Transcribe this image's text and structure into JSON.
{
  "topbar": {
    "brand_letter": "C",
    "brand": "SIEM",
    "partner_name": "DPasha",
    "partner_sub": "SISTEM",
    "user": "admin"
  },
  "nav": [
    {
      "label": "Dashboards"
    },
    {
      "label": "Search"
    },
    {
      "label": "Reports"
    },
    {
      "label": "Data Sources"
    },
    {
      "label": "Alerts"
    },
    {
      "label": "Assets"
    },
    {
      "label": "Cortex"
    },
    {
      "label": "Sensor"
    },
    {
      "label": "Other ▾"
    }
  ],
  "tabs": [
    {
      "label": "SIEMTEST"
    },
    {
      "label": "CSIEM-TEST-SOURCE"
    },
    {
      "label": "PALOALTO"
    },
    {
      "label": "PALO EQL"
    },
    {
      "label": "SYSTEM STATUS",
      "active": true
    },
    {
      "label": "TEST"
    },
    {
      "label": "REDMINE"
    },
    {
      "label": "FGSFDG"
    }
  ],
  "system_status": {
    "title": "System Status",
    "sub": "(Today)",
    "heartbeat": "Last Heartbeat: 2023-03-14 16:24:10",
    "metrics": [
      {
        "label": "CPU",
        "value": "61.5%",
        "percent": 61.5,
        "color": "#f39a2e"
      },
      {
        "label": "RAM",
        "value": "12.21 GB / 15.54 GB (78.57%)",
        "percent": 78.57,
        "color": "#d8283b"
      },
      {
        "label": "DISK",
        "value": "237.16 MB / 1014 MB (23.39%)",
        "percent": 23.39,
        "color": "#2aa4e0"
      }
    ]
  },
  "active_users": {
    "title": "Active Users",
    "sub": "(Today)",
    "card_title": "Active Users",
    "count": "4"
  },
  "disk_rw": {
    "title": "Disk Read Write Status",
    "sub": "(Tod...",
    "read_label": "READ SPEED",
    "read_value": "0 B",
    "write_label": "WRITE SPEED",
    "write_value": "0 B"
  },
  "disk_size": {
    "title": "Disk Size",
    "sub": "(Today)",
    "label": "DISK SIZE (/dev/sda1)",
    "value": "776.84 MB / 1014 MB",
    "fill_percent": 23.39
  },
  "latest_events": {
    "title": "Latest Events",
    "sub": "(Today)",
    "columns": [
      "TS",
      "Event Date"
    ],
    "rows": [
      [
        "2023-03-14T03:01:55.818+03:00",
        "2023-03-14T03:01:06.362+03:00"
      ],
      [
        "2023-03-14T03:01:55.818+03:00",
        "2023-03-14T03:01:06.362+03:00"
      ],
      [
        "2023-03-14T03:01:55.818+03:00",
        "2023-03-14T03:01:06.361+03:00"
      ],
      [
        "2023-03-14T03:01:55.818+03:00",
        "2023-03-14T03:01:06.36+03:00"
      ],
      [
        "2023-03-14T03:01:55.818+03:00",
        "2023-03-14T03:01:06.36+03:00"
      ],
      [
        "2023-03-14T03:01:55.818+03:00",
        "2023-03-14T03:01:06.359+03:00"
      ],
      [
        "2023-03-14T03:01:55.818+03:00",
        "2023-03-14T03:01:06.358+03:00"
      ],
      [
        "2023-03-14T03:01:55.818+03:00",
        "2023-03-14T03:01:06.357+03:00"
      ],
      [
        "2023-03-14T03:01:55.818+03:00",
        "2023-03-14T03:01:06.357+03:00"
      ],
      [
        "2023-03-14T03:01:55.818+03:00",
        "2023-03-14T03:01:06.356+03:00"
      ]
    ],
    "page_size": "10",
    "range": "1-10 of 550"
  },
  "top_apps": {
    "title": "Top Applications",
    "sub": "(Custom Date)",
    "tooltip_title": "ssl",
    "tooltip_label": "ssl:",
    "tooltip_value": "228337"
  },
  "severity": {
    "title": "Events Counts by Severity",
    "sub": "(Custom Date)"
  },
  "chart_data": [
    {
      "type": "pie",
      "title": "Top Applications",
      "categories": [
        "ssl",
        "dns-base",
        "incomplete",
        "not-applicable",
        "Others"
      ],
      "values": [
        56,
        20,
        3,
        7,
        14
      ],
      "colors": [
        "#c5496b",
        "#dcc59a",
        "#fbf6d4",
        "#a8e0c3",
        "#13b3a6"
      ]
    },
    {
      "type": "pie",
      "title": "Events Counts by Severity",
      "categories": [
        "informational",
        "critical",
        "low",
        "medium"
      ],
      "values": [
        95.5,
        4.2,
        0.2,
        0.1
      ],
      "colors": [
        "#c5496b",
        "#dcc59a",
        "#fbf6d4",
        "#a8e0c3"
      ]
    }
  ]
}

WORK TO COMPLETE — Repeat each entry word for word.

SOLUTION TO THE EXERCISE —
Transcribe this image's text and structure into JSON.
{
  "topbar": {
    "brand_letter": "C",
    "brand": "SIEM",
    "partner_name": "DPasha",
    "partner_sub": "SISTEM",
    "user": "admin"
  },
  "nav": [
    {
      "label": "Dashboards"
    },
    {
      "label": "Search"
    },
    {
      "label": "Reports"
    },
    {
      "label": "Data Sources"
    },
    {
      "label": "Alerts"
    },
    {
      "label": "Assets"
    },
    {
      "label": "Cortex"
    },
    {
      "label": "Sensor"
    },
    {
      "label": "Other ▾"
    }
  ],
  "tabs": [
    {
      "label": "SIEMTEST"
    },
    {
      "label": "CSIEM-TEST-SOURCE"
    },
    {
      "label": "PALOALTO"
    },
    {
      "label": "PALO EQL"
    },
    {
      "label": "SYSTEM STATUS",
      "active": true
    },
    {
      "label": "TEST"
    },
    {
      "label": "REDMINE"
    },
    {
      "label": "FGSFDG"
    }
  ],
  "system_status": {
    "title": "System Status",
    "sub": "(Today)",
    "heartbeat": "Last Heartbeat: 2023-03-14 16:24:10",
    "metrics": [
      {
        "label": "CPU",
        "value": "61.5%",
        "percent": 61.5,
        "color": "#f39a2e"
      },
      {
        "label": "RAM",
        "value": "12.21 GB / 15.54 GB (78.57%)",
        "percent": 78.57,
        "color": "#d8283b"
      },
      {
        "label": "DISK",
        "value": "237.16 MB / 1014 MB (23.39%)",
        "percent": 23.39,
        "color": "#2aa4e0"
      }
    ]
  },
  "active_users": {
    "title": "Active Users",
    "sub": "(Today)",
    "card_title": "Active Users",
    "count": "4"
  },
  "disk_rw": {
    "title": "Disk Read Write Status",
    "sub": "(Tod...",
    "read_label": "READ SPEED",
    "read_value": "0 B",
    "write_label": "WRITE SPEED",
    "write_value": "0 B"
  },
  "disk_size": {
    "title": "Disk Size",
    "sub": "(Today)",
    "label": "DISK SIZE (/dev/sda1)",
    "value": "776.84 MB / 1014 MB",
    "fill_percent": 23.39
  },
  "latest_events": {
    "title": "Latest Events",
    "sub": "(Today)",
    "columns": [
      "TS",
      "Event Date"
    ],
    "rows": [
      [
        "2023-03-14T03:01:55.818+03:00",
        "2023-03-14T03:01:06.362+03:00"
      ],
      [
        "2023-03-14T03:01:55.818+03:00",
        "2023-03-14T03:01:06.362+03:00"
      ],
      [
        "2023-03-14T03:01:55.818+03:00",
        "2023-03-14T03:01:06.361+03:00"
      ],
      [
        "2023-03-14T03:01:55.818+03:00",
        "2023-03-14T03:01:06.36+03:00"
      ],
      [
        "2023-03-14T03:01:55.818+03:00",
        "2023-03-14T03:01:06.36+03:00"
      ],
      [
        "2023-03-14T03:01:55.818+03:00",
        "2023-03-14T03:01:06.359+03:00"
      ],
      [
        "2023-03-14T03:01:55.818+03:00",
        "2023-03-14T03:01:06.358+03:00"
      ],
      [
        "2023-03-14T03:01:55.818+03:00",
        "2023-03-14T03:01:06.357+03:00"
      ],
      [
        "2023-03-14T03:01:55.818+03:00",
        "2023-03-14T03:01:06.357+03:00"
      ],
      [
        "2023-03-14T03:01:55.818+03:00",
        "2023-03-14T03:01:06.356+03:00"
      ]
    ],
    "page_size": "10",
    "range": "1-10 of 550"
  },
  "top_apps": {
    "title": "Top Applications",
    "sub": "(Custom Date)",
    "tooltip_title": "ssl",
    "tooltip_label": "ssl:",
    "tooltip_value": "228337"
  },
  "severity": {
    "title": "Events Counts by Severity",
    "sub": "(Custom Date)"
  },
  "chart_data": [
    {
      "type": "pie",
      "title": "Top Applications",
      "categories": [
        "ssl",
        "dns-base",
        "incomplete",
        "not-applicable",
        "Others"
      ],
      "values": [
        56,
        20,
        3,
        7,
        14
      ],
      "colors": [
        "#c5496b",
        "#dcc59a",
        "#fbf6d4",
        "#a8e0c3",
        "#13b3a6"
      ]
    },
    {
      "type": "pie",
      "title": "Events Counts by Severity",
      "categories": [
        "informational",
        "critical",
        "low",
        "medium"
      ],
      "values": [
        95.5,
        4.2,
        0.2,
        0.1
      ],
      "colors": [
        "#c5496b",
        "#dcc59a",
        "#fbf6d4",
        "#a8e0c3"
      ]
    }
  ]
}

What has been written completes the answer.